PASSAGE:
The defendant-specific facts to which the officer testified were, in my mind, insufficient to support the adverse inference that the defendant’s car contained contraband. There is nothing inherently suspicious either about exiting one’s vehicle to greet an officer or being lost. The facts upon which the officer relied, taken together, would not have led a reasonable officer to suspect that the defendant had contraband in his car. While the perceptions of experienced officers are indeed entitled to deference, this deference should not be blind. Id.

In the absence of a reasonable connection to the stop’s purpose or reasonable articulable suspicion, I would reach the third prong of the Gonzalez test: whether the officer’s question impermissibly prolonged the detention or changed its fundamental nature. See Gonzalez, 789 N.E.2d at 270. Because the officer’s question occurred before he issued the defendant a ticket, the question did not prolong the detention. The stop had not yet been concluded; its purpose had not yet been achieved. See State v. Szczerbiak, 148 N.H. 352, 355 (2002) (purpose of stop fulfilled once officer examined defendant’s identification, dispelling his suspicion that defendant was an underage drinker).

REQUIRED TASKS:
[a] Please rewrite everything from "The defendant-specific facts" down to "be blind. Id." in the opinion excerpt, putting "illegal goods" in place of "contraband".
[b] Condense the paragraph of the opinion excerpt that begins "In the absence of a reasonable connection" into a short bulleted list that keeps its main facts.

PROVIDED DATA:
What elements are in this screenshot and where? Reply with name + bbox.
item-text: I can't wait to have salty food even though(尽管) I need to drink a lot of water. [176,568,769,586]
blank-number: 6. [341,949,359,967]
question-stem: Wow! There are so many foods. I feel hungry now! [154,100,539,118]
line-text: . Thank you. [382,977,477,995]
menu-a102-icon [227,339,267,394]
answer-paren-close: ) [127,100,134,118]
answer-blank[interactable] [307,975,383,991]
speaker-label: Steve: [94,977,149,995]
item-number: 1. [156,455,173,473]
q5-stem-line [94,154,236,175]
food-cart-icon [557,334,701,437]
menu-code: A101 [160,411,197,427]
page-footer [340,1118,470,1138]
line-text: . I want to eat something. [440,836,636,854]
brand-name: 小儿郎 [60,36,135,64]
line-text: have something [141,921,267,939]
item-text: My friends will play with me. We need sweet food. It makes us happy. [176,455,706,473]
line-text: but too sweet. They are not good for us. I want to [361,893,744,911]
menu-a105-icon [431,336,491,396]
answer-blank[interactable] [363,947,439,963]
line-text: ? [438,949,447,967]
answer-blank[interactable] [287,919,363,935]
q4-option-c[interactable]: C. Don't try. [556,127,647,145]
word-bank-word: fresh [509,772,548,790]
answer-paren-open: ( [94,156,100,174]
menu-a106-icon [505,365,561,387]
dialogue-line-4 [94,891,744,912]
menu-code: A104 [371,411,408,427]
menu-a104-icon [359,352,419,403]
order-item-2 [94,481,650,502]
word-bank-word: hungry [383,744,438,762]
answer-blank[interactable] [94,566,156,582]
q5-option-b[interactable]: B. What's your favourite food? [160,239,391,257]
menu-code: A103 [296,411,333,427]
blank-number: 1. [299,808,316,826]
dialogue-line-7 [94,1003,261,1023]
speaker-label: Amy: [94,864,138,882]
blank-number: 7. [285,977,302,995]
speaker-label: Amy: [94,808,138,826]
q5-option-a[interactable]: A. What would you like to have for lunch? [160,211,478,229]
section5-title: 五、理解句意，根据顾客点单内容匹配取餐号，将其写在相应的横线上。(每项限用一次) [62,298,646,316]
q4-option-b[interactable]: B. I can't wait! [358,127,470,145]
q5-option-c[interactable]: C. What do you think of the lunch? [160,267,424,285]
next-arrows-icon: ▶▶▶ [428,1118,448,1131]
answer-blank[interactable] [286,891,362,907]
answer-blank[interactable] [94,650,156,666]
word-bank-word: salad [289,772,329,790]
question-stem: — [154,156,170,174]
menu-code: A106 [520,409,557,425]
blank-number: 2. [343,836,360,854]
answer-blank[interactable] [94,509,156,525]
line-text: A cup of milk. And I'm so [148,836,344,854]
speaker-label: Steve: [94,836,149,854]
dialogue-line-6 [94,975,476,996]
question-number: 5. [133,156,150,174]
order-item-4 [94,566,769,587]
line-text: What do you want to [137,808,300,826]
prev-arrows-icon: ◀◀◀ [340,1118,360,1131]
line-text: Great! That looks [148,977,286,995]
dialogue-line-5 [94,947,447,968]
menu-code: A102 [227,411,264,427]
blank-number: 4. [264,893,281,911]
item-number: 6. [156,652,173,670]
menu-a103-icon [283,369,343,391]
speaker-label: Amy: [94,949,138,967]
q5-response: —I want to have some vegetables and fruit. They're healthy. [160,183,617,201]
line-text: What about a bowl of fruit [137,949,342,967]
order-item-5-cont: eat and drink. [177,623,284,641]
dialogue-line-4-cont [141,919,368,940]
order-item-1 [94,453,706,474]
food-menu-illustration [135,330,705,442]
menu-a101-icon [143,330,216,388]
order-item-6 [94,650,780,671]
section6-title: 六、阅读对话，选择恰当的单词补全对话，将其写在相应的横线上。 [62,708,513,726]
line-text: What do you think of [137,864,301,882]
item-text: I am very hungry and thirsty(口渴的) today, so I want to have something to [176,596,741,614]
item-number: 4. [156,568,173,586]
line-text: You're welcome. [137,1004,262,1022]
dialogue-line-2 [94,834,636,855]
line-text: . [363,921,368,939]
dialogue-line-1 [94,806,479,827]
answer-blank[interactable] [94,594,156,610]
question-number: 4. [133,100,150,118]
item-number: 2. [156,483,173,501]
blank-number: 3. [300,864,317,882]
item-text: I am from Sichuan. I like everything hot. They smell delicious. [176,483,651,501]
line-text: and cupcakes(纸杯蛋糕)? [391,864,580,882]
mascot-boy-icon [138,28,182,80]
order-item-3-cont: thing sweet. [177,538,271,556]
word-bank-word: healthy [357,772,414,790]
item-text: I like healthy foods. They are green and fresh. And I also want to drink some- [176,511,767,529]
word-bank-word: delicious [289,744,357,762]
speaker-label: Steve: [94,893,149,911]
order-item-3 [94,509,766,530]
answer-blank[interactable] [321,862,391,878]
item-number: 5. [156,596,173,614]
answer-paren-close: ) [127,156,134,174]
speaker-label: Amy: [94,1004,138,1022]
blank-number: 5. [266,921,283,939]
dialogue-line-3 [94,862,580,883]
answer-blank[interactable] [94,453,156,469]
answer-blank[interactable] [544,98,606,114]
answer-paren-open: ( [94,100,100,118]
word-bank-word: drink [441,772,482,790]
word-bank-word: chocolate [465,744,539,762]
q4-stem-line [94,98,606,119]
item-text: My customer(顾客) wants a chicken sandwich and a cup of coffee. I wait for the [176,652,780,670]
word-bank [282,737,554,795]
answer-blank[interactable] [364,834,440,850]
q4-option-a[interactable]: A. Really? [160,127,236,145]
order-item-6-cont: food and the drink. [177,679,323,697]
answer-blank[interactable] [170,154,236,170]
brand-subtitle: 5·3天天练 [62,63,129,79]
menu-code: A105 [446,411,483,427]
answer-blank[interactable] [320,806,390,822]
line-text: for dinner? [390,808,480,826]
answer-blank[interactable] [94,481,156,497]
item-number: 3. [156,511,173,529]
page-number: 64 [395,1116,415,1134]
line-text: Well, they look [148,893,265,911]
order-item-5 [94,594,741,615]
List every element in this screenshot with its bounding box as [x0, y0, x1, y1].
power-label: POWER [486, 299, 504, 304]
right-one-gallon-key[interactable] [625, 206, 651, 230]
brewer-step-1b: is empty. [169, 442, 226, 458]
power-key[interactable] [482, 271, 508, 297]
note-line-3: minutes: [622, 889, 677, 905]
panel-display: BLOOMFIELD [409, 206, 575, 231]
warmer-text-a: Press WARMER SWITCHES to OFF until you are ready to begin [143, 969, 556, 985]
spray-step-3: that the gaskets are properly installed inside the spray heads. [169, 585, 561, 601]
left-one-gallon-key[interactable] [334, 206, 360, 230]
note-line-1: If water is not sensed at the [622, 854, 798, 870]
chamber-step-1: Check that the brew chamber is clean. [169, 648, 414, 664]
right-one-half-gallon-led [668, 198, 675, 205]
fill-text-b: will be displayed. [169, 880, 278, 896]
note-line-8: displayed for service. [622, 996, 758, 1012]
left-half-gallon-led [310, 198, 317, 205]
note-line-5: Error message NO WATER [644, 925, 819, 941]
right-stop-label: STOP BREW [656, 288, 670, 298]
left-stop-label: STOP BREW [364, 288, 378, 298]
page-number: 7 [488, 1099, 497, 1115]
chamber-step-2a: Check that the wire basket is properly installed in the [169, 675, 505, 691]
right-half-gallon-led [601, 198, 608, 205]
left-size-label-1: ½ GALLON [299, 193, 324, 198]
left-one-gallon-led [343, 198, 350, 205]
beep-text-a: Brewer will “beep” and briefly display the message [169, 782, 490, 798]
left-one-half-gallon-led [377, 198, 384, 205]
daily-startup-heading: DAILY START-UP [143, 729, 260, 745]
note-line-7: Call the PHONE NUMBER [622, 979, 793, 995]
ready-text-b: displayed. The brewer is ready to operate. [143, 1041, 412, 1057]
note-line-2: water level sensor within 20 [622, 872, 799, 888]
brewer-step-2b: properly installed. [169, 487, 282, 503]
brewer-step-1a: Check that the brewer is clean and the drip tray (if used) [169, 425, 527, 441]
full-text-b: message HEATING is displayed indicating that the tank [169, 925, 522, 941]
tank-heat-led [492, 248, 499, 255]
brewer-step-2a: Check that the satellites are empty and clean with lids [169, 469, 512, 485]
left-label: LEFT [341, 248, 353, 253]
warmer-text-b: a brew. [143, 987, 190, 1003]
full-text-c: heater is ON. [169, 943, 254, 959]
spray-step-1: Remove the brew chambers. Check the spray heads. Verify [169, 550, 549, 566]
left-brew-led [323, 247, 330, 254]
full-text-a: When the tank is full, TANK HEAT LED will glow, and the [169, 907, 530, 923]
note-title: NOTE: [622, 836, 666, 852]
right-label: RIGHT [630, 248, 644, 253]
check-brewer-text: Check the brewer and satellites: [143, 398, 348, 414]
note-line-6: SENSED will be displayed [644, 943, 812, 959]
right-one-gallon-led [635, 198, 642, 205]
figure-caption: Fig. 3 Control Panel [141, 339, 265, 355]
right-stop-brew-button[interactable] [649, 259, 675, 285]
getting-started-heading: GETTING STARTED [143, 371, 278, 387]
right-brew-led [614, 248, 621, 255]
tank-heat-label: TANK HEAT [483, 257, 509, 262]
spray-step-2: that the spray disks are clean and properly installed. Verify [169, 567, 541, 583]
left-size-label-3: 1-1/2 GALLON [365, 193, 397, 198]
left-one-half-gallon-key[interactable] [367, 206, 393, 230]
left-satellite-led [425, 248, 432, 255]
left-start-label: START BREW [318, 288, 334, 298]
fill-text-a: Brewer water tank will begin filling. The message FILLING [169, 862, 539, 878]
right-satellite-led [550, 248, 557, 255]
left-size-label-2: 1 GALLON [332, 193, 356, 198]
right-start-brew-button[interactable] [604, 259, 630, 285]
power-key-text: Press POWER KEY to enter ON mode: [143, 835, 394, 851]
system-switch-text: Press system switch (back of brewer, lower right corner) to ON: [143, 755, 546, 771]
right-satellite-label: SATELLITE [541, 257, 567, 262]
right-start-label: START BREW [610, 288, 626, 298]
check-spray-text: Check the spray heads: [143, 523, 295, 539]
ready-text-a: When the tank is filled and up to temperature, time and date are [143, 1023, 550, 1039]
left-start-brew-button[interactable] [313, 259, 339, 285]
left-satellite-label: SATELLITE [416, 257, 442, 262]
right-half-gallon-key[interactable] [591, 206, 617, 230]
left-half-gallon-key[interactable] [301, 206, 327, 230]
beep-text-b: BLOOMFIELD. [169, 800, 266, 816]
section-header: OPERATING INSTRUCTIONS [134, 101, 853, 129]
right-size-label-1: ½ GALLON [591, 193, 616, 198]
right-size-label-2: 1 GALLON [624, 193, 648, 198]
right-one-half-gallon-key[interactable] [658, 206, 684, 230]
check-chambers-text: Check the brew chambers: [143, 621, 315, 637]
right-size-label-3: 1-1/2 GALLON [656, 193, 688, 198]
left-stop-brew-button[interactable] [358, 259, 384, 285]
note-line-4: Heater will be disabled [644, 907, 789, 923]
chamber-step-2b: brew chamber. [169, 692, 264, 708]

PER-TASK ANSWERS:
[a]
The defendant-specific facts to which the officer testified were, in my mind, insufficient to support the adverse inference that the defendant’s car contained illegal goods. There is nothing inherently suspicious either about exiting one’s vehicle to greet an officer or being lost. The facts upon which the officer relied, taken together, would not have led a reasonable officer to suspect that the defendant had illegal goods in his car. While the perceptions of experienced officers are indeed entitled to deference, this deference should not be blind. Id.

[b]
- Without a reasonable connection to the stop's purpose or reasonable articulable suspicion, the writer would reach the third prong of the Gonzalez test: whether the officer's question impermissibly prolonged the detention or changed its fundamental nature (Gonzalez, 789 N.E.2d at 270).
- The officer asked the question before issuing the defendant a ticket, so the question did not prolong the detention.
- The stop had not yet concluded, and its purpose had not yet been achieved.
- State v. Szczerbiak, 148 N.H. 352, 355 (2002), is cited: there the stop's purpose was fulfilled once the officer examined the defendant's identification, which dispelled his suspicion that the defendant was an underage drinker.